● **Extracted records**

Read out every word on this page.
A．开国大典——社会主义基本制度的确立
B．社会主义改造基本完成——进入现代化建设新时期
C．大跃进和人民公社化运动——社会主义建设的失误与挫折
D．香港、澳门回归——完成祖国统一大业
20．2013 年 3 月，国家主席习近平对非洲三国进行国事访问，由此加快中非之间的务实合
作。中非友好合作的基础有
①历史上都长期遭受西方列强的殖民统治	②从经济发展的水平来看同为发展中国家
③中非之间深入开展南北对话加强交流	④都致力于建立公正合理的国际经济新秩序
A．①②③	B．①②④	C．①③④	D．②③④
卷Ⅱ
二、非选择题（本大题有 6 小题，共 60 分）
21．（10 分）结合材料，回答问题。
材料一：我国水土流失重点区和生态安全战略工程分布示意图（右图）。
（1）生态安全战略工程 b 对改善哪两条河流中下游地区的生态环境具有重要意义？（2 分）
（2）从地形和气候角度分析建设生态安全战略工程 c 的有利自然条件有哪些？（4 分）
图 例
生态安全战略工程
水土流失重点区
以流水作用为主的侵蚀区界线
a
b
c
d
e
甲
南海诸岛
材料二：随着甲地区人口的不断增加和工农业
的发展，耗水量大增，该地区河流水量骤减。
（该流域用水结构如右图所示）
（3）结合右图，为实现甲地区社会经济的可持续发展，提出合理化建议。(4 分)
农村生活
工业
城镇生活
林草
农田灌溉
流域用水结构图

● **What this task involves**
Reproduce the entire listing word for word.

● **The solution**
Read out every word on this page.
A．开国大典——社会主义基本制度的确立
B．社会主义改造基本完成——进入现代化建设新时期
C．大跃进和人民公社化运动——社会主义建设的失误与挫折
D．香港、澳门回归——完成祖国统一大业
20．2013 年 3 月，国家主席习近平对非洲三国进行国事访问，由此加快中非之间的务实合
作。中非友好合作的基础有
①历史上都长期遭受西方列强的殖民统治	②从经济发展的水平来看同为发展中国家
③中非之间深入开展南北对话加强交流	④都致力于建立公正合理的国际经济新秩序
A．①②③	B．①②④	C．①③④	D．②③④
卷Ⅱ
二、非选择题（本大题有 6 小题，共 60 分）
21．（10 分）结合材料，回答问题。
材料一：我国水土流失重点区和生态安全战略工程分布示意图（右图）。
（1）生态安全战略工程 b 对改善哪两条河流中下游地区的生态环境具有重要意义？（2 分）
（2）从地形和气候角度分析建设生态安全战略工程 c 的有利自然条件有哪些？（4 分）
图 例
生态安全战略工程
水土流失重点区
以流水作用为主的侵蚀区界线
a
b
c
d
e
甲
南海诸岛
材料二：随着甲地区人口的不断增加和工农业
的发展，耗水量大增，该地区河流水量骤减。
（该流域用水结构如右图所示）
（3）结合右图，为实现甲地区社会经济的可持续发展，提出合理化建议。(4 分)
农村生活
工业
城镇生活
林草
农田灌溉
流域用水结构图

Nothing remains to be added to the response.